### The request
Find every line in the records that holds the string "title". Copy each one.

[Excerpt from a dataset]
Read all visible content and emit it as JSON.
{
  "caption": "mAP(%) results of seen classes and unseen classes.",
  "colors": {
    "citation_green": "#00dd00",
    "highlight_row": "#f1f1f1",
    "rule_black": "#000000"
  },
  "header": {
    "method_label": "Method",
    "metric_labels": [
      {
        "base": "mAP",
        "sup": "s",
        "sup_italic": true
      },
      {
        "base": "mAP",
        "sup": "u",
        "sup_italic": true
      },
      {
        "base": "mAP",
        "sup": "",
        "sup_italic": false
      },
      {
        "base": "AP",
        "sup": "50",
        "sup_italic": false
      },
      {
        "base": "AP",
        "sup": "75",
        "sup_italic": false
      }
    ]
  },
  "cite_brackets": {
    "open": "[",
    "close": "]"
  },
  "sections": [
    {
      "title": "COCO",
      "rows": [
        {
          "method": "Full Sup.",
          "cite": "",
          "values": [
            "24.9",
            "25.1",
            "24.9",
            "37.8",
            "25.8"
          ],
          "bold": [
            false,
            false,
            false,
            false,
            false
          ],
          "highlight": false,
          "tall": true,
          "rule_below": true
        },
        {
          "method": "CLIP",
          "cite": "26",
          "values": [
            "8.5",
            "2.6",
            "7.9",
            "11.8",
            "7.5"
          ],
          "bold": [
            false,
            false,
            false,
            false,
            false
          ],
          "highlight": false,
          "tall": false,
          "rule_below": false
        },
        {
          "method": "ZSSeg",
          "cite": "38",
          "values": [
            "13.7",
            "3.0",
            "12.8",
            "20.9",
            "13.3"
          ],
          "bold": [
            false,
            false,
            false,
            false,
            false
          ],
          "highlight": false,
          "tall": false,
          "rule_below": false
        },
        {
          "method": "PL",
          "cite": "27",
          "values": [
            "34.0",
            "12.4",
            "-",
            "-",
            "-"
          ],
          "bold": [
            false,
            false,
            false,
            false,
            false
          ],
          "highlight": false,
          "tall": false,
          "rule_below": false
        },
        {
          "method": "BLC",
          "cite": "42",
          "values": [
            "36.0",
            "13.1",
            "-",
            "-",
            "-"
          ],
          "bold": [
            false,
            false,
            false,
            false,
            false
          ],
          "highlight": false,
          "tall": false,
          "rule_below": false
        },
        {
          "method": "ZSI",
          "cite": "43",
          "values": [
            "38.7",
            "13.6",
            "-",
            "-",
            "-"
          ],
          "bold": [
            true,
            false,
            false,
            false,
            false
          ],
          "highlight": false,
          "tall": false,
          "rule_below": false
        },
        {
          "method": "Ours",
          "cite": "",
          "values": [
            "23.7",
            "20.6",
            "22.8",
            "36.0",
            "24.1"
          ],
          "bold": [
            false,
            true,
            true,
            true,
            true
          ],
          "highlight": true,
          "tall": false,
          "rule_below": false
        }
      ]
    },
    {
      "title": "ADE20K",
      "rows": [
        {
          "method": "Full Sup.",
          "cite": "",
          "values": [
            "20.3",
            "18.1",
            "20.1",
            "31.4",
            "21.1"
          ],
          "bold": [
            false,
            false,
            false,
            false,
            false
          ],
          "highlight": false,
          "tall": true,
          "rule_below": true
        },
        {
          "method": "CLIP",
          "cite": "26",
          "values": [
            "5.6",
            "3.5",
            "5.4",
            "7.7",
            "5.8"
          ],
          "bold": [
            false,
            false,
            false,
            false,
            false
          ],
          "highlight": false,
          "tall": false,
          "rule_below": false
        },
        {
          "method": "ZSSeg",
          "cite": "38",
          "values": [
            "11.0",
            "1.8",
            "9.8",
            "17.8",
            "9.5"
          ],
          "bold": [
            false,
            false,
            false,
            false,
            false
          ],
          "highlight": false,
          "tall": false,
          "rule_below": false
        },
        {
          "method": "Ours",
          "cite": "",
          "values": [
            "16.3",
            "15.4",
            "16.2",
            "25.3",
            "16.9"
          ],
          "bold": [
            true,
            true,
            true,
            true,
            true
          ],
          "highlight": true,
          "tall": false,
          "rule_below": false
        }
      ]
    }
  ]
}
* * *
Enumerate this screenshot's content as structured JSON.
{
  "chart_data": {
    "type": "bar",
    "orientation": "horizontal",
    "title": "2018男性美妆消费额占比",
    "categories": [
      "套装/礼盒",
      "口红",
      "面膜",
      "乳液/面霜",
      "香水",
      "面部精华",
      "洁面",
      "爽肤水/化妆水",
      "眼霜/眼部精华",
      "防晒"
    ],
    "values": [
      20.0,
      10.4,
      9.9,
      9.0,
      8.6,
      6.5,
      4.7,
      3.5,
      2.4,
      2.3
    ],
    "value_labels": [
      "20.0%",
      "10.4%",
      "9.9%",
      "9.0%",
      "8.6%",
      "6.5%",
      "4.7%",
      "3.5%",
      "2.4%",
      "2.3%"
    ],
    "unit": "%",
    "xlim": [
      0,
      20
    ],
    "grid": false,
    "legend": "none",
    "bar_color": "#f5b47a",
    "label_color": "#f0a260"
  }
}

### Output for this task
      "title": "COCO",
      "title": "ADE20K",
    "title": "2018男性美妆消费额占比",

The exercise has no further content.